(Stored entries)
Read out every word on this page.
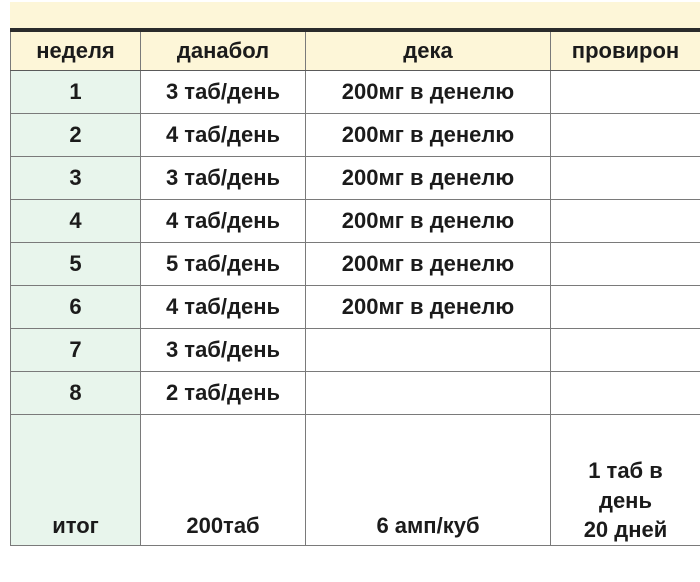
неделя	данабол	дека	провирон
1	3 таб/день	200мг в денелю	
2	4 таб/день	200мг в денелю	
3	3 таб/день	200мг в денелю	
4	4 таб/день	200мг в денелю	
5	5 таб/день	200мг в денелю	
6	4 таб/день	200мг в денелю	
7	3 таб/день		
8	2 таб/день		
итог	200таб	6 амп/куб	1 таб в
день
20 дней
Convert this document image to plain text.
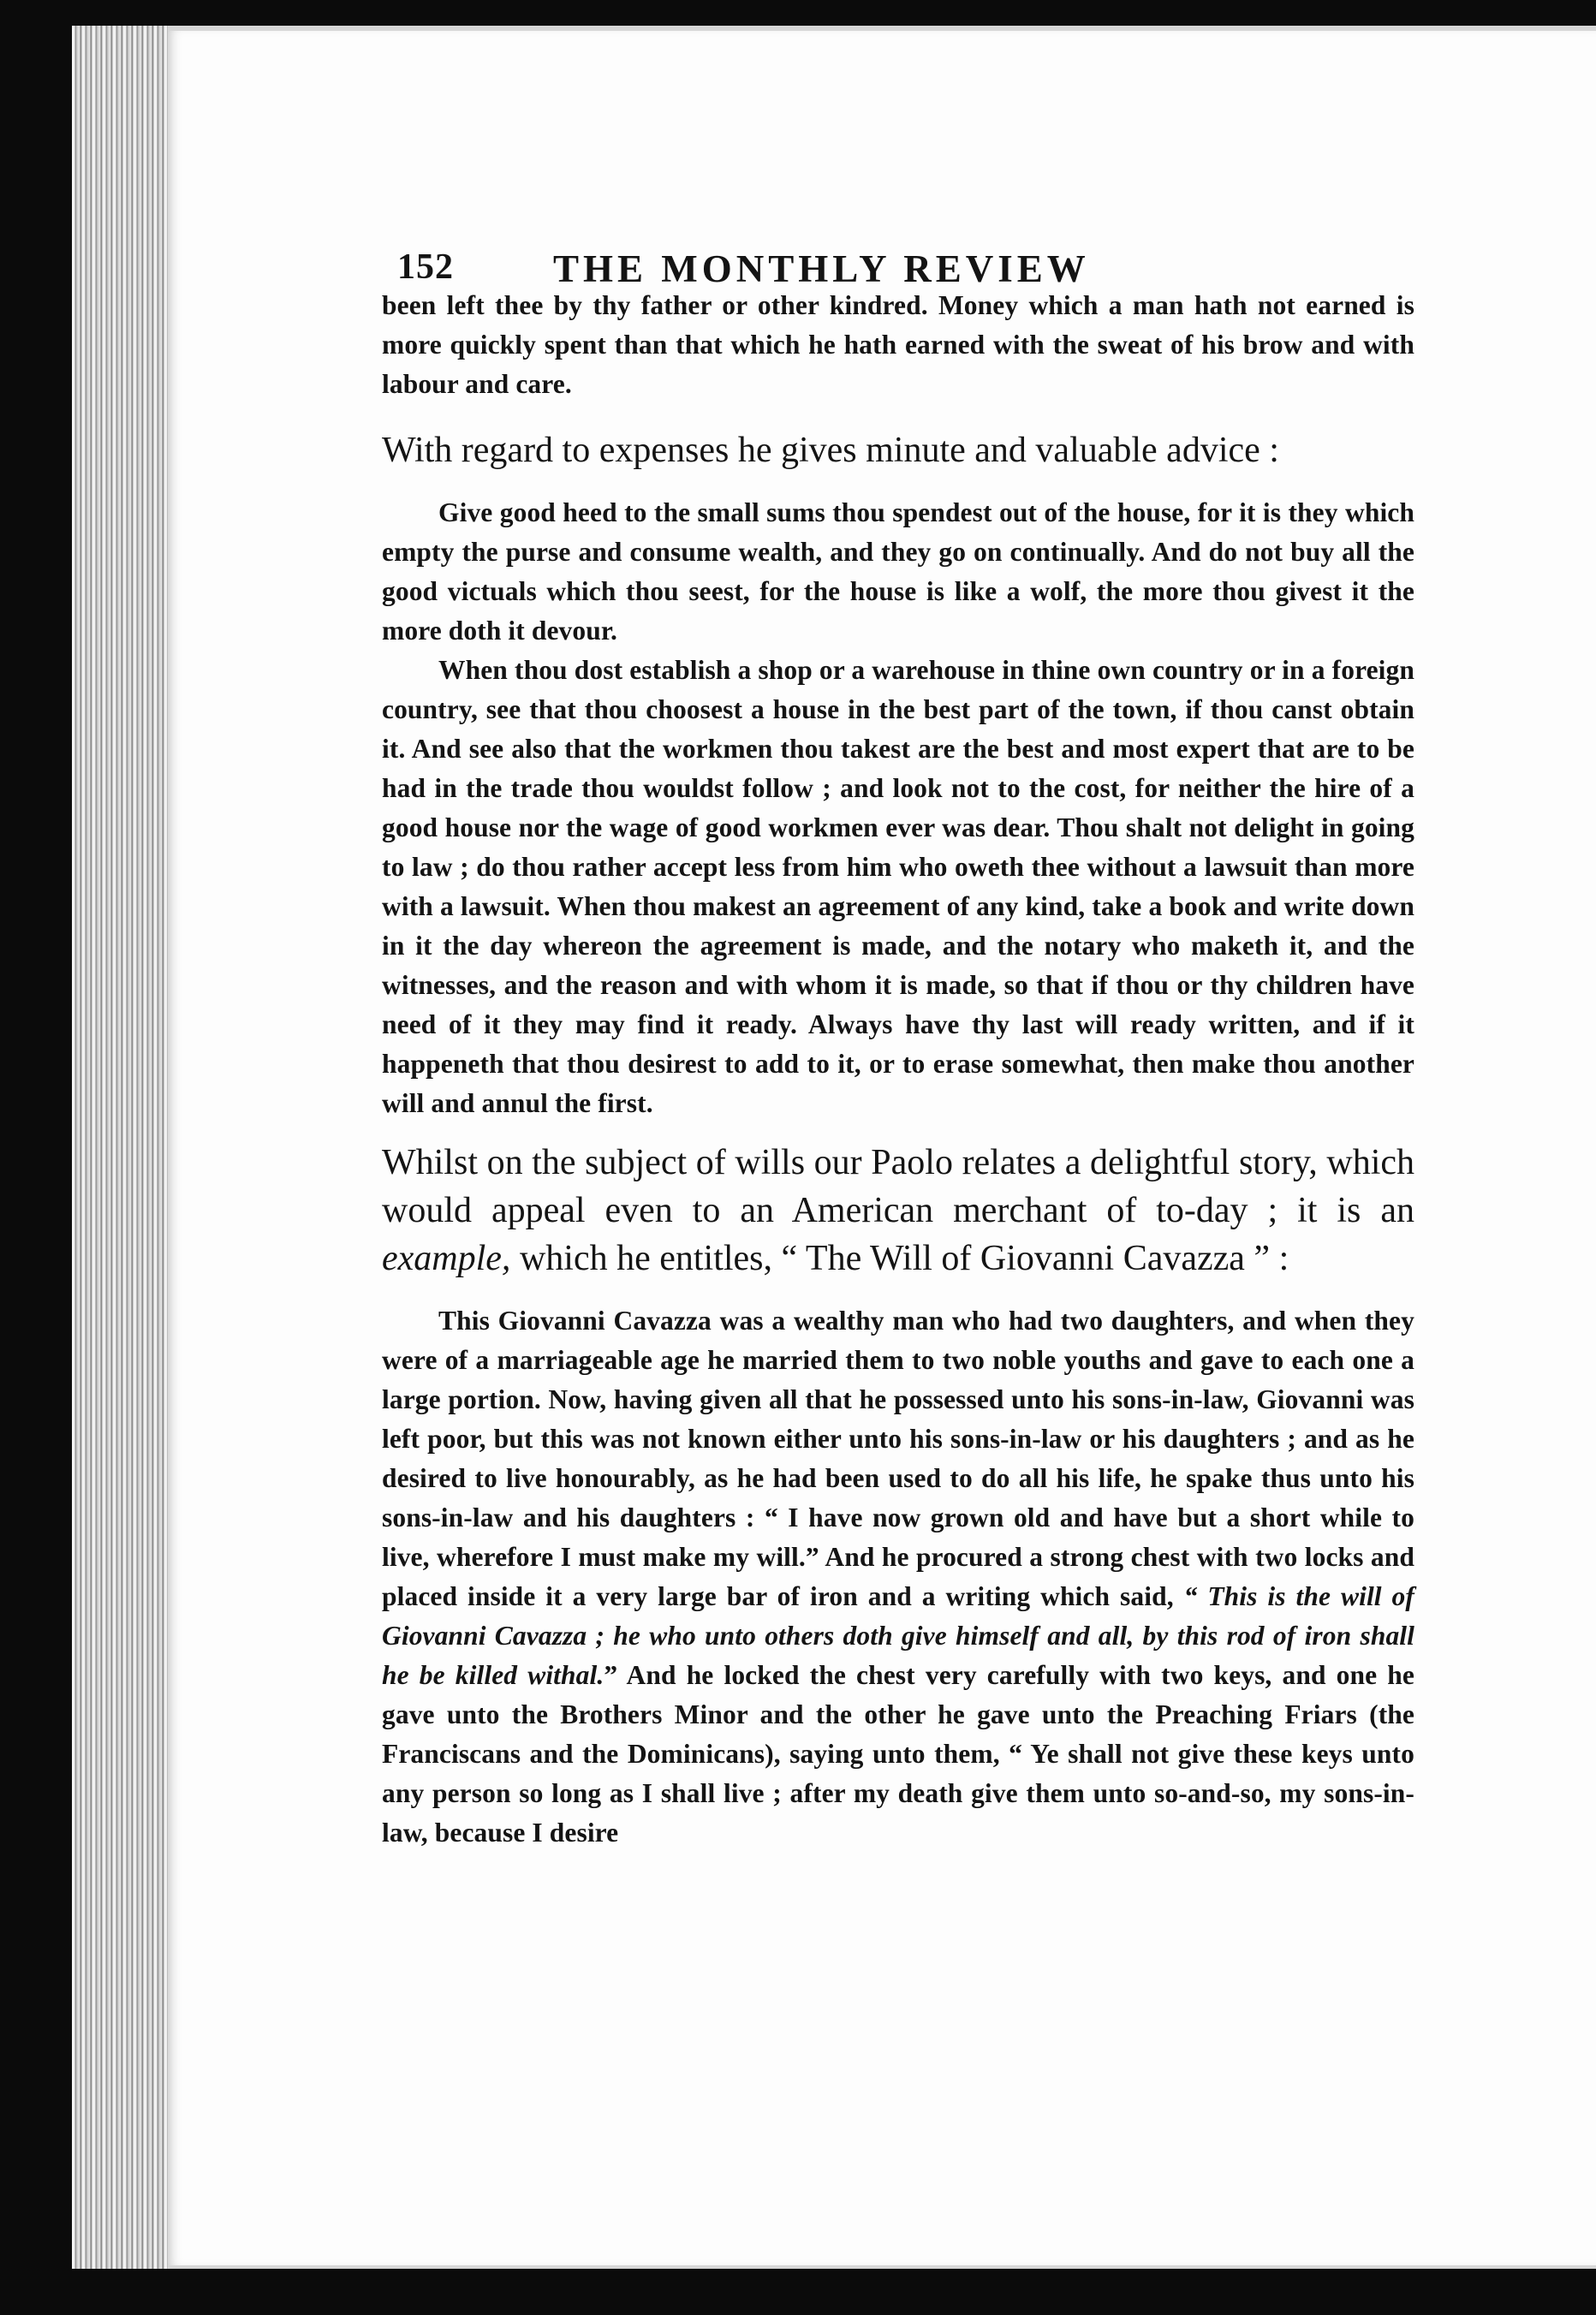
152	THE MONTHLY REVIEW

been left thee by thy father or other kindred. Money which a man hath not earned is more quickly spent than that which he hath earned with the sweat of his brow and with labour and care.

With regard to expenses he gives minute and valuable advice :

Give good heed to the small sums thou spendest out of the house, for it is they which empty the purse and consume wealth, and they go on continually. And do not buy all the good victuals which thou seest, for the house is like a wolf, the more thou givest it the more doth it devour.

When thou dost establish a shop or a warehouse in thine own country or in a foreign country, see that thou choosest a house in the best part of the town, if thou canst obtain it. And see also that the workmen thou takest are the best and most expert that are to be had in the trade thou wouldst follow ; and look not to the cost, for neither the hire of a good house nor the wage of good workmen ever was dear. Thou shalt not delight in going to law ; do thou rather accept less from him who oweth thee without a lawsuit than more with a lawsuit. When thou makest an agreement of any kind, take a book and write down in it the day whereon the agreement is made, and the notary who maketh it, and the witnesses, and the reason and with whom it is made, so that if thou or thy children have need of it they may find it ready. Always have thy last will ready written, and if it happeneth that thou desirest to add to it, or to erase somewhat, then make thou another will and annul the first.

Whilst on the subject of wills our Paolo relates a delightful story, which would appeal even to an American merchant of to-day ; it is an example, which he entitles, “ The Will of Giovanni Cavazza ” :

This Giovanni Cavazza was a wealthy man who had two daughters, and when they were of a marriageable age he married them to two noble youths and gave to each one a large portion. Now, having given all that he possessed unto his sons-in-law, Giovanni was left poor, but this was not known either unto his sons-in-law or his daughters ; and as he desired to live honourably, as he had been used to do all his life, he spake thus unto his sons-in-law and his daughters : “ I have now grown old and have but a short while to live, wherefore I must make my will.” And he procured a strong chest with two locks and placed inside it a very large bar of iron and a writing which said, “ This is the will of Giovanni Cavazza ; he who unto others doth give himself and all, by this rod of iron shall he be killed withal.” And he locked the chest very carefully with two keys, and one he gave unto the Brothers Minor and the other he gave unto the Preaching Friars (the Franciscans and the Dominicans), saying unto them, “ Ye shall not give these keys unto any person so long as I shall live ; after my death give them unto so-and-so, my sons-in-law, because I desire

_What you will do_: Reproduce every line above as written, skipping pictures.

_Task response_:
Read out every word on this page.
неделя	данабол	дека	провирон
1	3 таб/день	200мг в денелю	
2	4 таб/день	200мг в денелю	
3	3 таб/день	200мг в денелю	
4	4 таб/день	200мг в денелю	
5	5 таб/день	200мг в денелю	
6	4 таб/день	200мг в денелю	
7	3 таб/день		
8	2 таб/день		
итог	200таб	6 амп/куб	1 таб в
день
20 дней
Convert this document image to plain text.
152	THE MONTHLY REVIEW

been left thee by thy father or other kindred. Money which a man hath not earned is more quickly spent than that which he hath earned with the sweat of his brow and with labour and care.

With regard to expenses he gives minute and valuable advice :

Give good heed to the small sums thou spendest out of the house, for it is they which empty the purse and consume wealth, and they go on continually. And do not buy all the good victuals which thou seest, for the house is like a wolf, the more thou givest it the more doth it devour.

When thou dost establish a shop or a warehouse in thine own country or in a foreign country, see that thou choosest a house in the best part of the town, if thou canst obtain it. And see also that the workmen thou takest are the best and most expert that are to be had in the trade thou wouldst follow ; and look not to the cost, for neither the hire of a good house nor the wage of good workmen ever was dear. Thou shalt not delight in going to law ; do thou rather accept less from him who oweth thee without a lawsuit than more with a lawsuit. When thou makest an agreement of any kind, take a book and write down in it the day whereon the agreement is made, and the notary who maketh it, and the witnesses, and the reason and with whom it is made, so that if thou or thy children have need of it they may find it ready. Always have thy last will ready written, and if it happeneth that thou desirest to add to it, or to erase somewhat, then make thou another will and annul the first.

Whilst on the subject of wills our Paolo relates a delightful story, which would appeal even to an American merchant of to-day ; it is an example, which he entitles, “ The Will of Giovanni Cavazza ” :

This Giovanni Cavazza was a wealthy man who had two daughters, and when they were of a marriageable age he married them to two noble youths and gave to each one a large portion. Now, having given all that he possessed unto his sons-in-law, Giovanni was left poor, but this was not known either unto his sons-in-law or his daughters ; and as he desired to live honourably, as he had been used to do all his life, he spake thus unto his sons-in-law and his daughters : “ I have now grown old and have but a short while to live, wherefore I must make my will.” And he procured a strong chest with two locks and placed inside it a very large bar of iron and a writing which said, “ This is the will of Giovanni Cavazza ; he who unto others doth give himself and all, by this rod of iron shall he be killed withal.” And he locked the chest very carefully with two keys, and one he gave unto the Brothers Minor and the other he gave unto the Preaching Friars (the Franciscans and the Dominicans), saying unto them, “ Ye shall not give these keys unto any person so long as I shall live ; after my death give them unto so-and-so, my sons-in-law, because I desire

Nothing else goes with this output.